Information given

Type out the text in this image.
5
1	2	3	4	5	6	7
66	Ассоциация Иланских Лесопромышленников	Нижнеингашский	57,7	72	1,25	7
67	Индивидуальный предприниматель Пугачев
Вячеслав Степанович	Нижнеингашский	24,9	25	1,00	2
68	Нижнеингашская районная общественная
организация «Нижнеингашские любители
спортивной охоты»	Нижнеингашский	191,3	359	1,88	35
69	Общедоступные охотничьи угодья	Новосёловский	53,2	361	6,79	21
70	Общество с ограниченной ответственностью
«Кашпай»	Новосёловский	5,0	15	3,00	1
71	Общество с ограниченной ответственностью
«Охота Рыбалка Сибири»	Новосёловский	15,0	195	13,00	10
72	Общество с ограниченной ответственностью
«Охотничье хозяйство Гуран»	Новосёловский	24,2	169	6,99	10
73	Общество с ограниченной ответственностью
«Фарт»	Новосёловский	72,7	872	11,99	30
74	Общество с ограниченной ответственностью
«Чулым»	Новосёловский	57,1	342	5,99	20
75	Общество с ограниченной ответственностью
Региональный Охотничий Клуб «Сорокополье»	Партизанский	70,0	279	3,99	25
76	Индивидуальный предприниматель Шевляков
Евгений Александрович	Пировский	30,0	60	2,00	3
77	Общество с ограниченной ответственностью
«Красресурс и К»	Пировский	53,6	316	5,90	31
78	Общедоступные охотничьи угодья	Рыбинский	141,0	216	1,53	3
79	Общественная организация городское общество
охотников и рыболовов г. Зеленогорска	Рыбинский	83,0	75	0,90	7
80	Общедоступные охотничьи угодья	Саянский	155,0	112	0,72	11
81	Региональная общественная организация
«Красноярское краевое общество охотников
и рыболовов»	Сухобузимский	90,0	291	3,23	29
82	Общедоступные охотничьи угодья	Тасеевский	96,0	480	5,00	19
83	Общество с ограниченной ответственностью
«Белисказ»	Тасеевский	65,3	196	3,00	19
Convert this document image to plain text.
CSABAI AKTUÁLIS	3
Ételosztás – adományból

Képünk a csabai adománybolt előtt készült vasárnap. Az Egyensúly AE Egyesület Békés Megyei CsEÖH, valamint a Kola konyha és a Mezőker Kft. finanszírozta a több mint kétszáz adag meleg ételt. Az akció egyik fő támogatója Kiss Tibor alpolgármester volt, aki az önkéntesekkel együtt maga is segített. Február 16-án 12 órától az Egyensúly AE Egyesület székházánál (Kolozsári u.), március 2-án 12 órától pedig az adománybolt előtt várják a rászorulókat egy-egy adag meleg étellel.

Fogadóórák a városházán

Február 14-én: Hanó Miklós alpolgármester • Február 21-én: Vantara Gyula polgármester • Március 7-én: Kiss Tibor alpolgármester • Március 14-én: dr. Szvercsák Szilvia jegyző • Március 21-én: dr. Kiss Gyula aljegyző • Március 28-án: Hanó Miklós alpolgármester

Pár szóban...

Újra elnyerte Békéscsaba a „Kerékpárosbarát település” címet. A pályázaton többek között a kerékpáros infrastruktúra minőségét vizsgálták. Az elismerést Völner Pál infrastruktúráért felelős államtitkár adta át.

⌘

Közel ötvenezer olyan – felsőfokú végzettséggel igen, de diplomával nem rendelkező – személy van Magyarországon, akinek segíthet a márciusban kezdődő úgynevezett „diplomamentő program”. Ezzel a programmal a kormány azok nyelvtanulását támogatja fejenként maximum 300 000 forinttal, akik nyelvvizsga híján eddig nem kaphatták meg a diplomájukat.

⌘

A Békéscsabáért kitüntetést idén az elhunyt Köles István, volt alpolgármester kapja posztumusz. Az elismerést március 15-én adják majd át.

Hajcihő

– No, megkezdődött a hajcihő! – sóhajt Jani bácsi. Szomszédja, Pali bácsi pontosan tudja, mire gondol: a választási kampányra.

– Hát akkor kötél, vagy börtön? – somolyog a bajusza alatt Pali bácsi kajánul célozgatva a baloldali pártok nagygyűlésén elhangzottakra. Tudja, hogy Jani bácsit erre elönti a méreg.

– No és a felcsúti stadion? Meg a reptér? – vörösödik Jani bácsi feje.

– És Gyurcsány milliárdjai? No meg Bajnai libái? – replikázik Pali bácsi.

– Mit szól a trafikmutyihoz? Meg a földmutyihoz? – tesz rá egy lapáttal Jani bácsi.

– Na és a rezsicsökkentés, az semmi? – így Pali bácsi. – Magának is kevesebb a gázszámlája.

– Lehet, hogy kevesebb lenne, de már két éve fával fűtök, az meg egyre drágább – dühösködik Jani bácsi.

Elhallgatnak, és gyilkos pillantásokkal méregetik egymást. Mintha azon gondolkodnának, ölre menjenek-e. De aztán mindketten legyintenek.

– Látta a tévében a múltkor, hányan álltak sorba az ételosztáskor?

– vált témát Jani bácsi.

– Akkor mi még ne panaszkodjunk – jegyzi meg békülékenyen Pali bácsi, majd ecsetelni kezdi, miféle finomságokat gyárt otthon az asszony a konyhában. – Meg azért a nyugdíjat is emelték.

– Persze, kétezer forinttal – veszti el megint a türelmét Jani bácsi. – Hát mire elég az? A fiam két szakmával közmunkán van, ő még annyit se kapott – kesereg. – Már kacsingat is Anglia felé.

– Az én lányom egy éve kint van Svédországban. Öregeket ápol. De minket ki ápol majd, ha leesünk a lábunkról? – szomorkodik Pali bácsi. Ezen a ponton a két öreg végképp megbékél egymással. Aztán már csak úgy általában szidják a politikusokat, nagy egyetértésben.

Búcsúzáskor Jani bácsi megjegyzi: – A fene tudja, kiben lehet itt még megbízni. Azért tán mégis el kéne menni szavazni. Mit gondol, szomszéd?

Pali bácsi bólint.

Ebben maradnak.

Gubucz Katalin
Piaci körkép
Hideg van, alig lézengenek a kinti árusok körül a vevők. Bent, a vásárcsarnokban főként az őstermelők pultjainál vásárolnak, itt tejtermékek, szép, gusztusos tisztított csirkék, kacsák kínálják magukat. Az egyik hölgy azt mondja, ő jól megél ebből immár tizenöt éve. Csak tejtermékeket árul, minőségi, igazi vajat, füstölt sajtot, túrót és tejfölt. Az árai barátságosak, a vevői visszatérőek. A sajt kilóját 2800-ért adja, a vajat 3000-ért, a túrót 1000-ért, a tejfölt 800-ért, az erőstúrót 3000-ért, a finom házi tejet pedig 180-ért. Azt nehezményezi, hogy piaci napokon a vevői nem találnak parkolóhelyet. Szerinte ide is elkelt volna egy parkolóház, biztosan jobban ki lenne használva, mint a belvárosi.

Exercise
Output the full listing exactly as it stands.

Written answer
Type out the text in this image.
5
1	2	3	4	5	6	7
66	Ассоциация Иланских Лесопромышленников	Нижнеингашский	57,7	72	1,25	7
67	Индивидуальный предприниматель Пугачев
Вячеслав Степанович	Нижнеингашский	24,9	25	1,00	2
68	Нижнеингашская районная общественная
организация «Нижнеингашские любители
спортивной охоты»	Нижнеингашский	191,3	359	1,88	35
69	Общедоступные охотничьи угодья	Новосёловский	53,2	361	6,79	21
70	Общество с ограниченной ответственностью
«Кашпай»	Новосёловский	5,0	15	3,00	1
71	Общество с ограниченной ответственностью
«Охота Рыбалка Сибири»	Новосёловский	15,0	195	13,00	10
72	Общество с ограниченной ответственностью
«Охотничье хозяйство Гуран»	Новосёловский	24,2	169	6,99	10
73	Общество с ограниченной ответственностью
«Фарт»	Новосёловский	72,7	872	11,99	30
74	Общество с ограниченной ответственностью
«Чулым»	Новосёловский	57,1	342	5,99	20
75	Общество с ограниченной ответственностью
Региональный Охотничий Клуб «Сорокополье»	Партизанский	70,0	279	3,99	25
76	Индивидуальный предприниматель Шевляков
Евгений Александрович	Пировский	30,0	60	2,00	3
77	Общество с ограниченной ответственностью
«Красресурс и К»	Пировский	53,6	316	5,90	31
78	Общедоступные охотничьи угодья	Рыбинский	141,0	216	1,53	3
79	Общественная организация городское общество
охотников и рыболовов г. Зеленогорска	Рыбинский	83,0	75	0,90	7
80	Общедоступные охотничьи угодья	Саянский	155,0	112	0,72	11
81	Региональная общественная организация
«Красноярское краевое общество охотников
и рыболовов»	Сухобузимский	90,0	291	3,23	29
82	Общедоступные охотничьи угодья	Тасеевский	96,0	480	5,00	19
83	Общество с ограниченной ответственностью
«Белисказ»	Тасеевский	65,3	196	3,00	19
Convert this document image to plain text.
CSABAI AKTUÁLIS	3
Ételosztás – adományból

Képünk a csabai adománybolt előtt készült vasárnap. Az Egyensúly AE Egyesület Békés Megyei CsEÖH, valamint a Kola konyha és a Mezőker Kft. finanszírozta a több mint kétszáz adag meleg ételt. Az akció egyik fő támogatója Kiss Tibor alpolgármester volt, aki az önkéntesekkel együtt maga is segített. Február 16-án 12 órától az Egyensúly AE Egyesület székházánál (Kolozsári u.), március 2-án 12 órától pedig az adománybolt előtt várják a rászorulókat egy-egy adag meleg étellel.

Fogadóórák a városházán

Február 14-én: Hanó Miklós alpolgármester • Február 21-én: Vantara Gyula polgármester • Március 7-én: Kiss Tibor alpolgármester • Március 14-én: dr. Szvercsák Szilvia jegyző • Március 21-én: dr. Kiss Gyula aljegyző • Március 28-án: Hanó Miklós alpolgármester

Pár szóban...

Újra elnyerte Békéscsaba a „Kerékpárosbarát település” címet. A pályázaton többek között a kerékpáros infrastruktúra minőségét vizsgálták. Az elismerést Völner Pál infrastruktúráért felelős államtitkár adta át.

⌘

Közel ötvenezer olyan – felsőfokú végzettséggel igen, de diplomával nem rendelkező – személy van Magyarországon, akinek segíthet a márciusban kezdődő úgynevezett „diplomamentő program”. Ezzel a programmal a kormány azok nyelvtanulását támogatja fejenként maximum 300 000 forinttal, akik nyelvvizsga híján eddig nem kaphatták meg a diplomájukat.

⌘

A Békéscsabáért kitüntetést idén az elhunyt Köles István, volt alpolgármester kapja posztumusz. Az elismerést március 15-én adják majd át.

Hajcihő

– No, megkezdődött a hajcihő! – sóhajt Jani bácsi. Szomszédja, Pali bácsi pontosan tudja, mire gondol: a választási kampányra.

– Hát akkor kötél, vagy börtön? – somolyog a bajusza alatt Pali bácsi kajánul célozgatva a baloldali pártok nagygyűlésén elhangzottakra. Tudja, hogy Jani bácsit erre elönti a méreg.

– No és a felcsúti stadion? Meg a reptér? – vörösödik Jani bácsi feje.

– És Gyurcsány milliárdjai? No meg Bajnai libái? – replikázik Pali bácsi.

– Mit szól a trafikmutyihoz? Meg a földmutyihoz? – tesz rá egy lapáttal Jani bácsi.

– Na és a rezsicsökkentés, az semmi? – így Pali bácsi. – Magának is kevesebb a gázszámlája.

– Lehet, hogy kevesebb lenne, de már két éve fával fűtök, az meg egyre drágább – dühösködik Jani bácsi.

Elhallgatnak, és gyilkos pillantásokkal méregetik egymást. Mintha azon gondolkodnának, ölre menjenek-e. De aztán mindketten legyintenek.

– Látta a tévében a múltkor, hányan álltak sorba az ételosztáskor?

– vált témát Jani bácsi.

– Akkor mi még ne panaszkodjunk – jegyzi meg békülékenyen Pali bácsi, majd ecsetelni kezdi, miféle finomságokat gyárt otthon az asszony a konyhában. – Meg azért a nyugdíjat is emelték.

– Persze, kétezer forinttal – veszti el megint a türelmét Jani bácsi. – Hát mire elég az? A fiam két szakmával közmunkán van, ő még annyit se kapott – kesereg. – Már kacsingat is Anglia felé.

– Az én lányom egy éve kint van Svédországban. Öregeket ápol. De minket ki ápol majd, ha leesünk a lábunkról? – szomorkodik Pali bácsi. Ezen a ponton a két öreg végképp megbékél egymással. Aztán már csak úgy általában szidják a politikusokat, nagy egyetértésben.

Búcsúzáskor Jani bácsi megjegyzi: – A fene tudja, kiben lehet itt még megbízni. Azért tán mégis el kéne menni szavazni. Mit gondol, szomszéd?

Pali bácsi bólint.

Ebben maradnak.

Gubucz Katalin
Piaci körkép
Hideg van, alig lézengenek a kinti árusok körül a vevők. Bent, a vásárcsarnokban főként az őstermelők pultjainál vásárolnak, itt tejtermékek, szép, gusztusos tisztított csirkék, kacsák kínálják magukat. Az egyik hölgy azt mondja, ő jól megél ebből immár tizenöt éve. Csak tejtermékeket árul, minőségi, igazi vajat, füstölt sajtot, túrót és tejfölt. Az árai barátságosak, a vevői visszatérőek. A sajt kilóját 2800-ért adja, a vajat 3000-ért, a túrót 1000-ért, a tejfölt 800-ért, az erőstúrót 3000-ért, a finom házi tejet pedig 180-ért. Azt nehezményezi, hogy piaci napokon a vevői nem találnak parkolóhelyet. Szerinte ide is elkelt volna egy parkolóház, biztosan jobban ki lenne használva, mint a belvárosi.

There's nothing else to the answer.